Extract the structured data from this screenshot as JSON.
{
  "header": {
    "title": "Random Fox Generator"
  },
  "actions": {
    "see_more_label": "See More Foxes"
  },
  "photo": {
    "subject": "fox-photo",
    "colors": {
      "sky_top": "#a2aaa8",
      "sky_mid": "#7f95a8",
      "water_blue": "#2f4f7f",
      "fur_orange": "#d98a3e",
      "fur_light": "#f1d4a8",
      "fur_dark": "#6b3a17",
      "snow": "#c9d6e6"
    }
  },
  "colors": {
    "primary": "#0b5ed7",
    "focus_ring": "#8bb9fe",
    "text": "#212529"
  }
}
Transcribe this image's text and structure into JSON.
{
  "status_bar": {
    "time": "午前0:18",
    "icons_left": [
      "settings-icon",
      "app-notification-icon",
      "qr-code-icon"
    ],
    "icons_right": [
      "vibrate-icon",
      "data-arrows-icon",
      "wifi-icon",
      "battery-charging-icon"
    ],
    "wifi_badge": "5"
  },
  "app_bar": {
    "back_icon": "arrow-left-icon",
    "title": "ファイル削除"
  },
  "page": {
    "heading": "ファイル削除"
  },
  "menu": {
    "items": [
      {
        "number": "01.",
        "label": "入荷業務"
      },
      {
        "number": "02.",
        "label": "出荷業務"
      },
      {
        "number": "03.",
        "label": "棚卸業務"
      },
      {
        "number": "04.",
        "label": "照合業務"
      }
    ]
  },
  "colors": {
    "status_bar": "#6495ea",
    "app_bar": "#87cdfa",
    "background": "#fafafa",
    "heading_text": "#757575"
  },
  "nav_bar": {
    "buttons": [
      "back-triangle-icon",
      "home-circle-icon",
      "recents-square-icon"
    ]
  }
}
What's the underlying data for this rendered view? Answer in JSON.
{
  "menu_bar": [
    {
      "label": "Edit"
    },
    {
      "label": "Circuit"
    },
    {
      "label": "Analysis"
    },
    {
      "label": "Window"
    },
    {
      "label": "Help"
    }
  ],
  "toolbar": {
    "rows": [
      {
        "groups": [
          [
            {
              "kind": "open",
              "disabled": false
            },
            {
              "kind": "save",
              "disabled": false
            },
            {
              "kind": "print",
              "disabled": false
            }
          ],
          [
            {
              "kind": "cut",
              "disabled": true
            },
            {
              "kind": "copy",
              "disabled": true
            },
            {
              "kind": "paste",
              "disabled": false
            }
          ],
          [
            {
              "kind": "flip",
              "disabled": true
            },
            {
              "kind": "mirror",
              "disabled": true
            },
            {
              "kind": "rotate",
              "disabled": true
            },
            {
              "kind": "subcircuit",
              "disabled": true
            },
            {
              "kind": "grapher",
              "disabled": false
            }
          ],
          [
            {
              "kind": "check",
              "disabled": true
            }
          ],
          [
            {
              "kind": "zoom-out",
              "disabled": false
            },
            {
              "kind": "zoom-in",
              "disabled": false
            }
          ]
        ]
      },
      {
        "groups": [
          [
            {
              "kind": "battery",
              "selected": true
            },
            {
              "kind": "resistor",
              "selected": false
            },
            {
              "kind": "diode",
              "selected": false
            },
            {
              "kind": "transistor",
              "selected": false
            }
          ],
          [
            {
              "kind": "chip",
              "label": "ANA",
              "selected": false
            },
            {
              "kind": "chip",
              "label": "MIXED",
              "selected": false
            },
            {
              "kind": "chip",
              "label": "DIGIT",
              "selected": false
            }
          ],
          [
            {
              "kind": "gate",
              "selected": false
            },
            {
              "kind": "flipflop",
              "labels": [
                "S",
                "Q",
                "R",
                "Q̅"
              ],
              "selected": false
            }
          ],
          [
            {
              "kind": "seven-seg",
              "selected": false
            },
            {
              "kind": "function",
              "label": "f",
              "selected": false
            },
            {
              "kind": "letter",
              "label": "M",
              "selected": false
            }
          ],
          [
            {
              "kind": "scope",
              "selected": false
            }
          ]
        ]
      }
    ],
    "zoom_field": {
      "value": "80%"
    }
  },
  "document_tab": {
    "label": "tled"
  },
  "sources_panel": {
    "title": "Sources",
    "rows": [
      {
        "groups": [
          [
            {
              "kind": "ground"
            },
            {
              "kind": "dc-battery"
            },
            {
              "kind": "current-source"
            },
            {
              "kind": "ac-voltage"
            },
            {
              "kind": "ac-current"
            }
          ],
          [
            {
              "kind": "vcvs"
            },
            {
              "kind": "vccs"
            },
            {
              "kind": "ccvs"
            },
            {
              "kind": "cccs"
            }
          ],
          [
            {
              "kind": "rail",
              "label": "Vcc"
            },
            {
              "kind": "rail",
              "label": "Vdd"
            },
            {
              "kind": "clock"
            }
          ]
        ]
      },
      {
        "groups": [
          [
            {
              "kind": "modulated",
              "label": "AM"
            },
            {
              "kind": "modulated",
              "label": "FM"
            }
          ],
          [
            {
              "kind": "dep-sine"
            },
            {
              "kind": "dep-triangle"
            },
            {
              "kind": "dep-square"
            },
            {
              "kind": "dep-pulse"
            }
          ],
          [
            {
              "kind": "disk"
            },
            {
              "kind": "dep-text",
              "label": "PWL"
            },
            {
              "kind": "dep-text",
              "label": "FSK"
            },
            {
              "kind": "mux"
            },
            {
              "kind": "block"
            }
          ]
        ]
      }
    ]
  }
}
----
Written request => From the entries, report each line that includes the word "data".

Exercise result =>
Extract the structured data from this screenshot as JSON.
      "data-arrows-icon",
What's the underlying data for this rendered view? Answer in JSON.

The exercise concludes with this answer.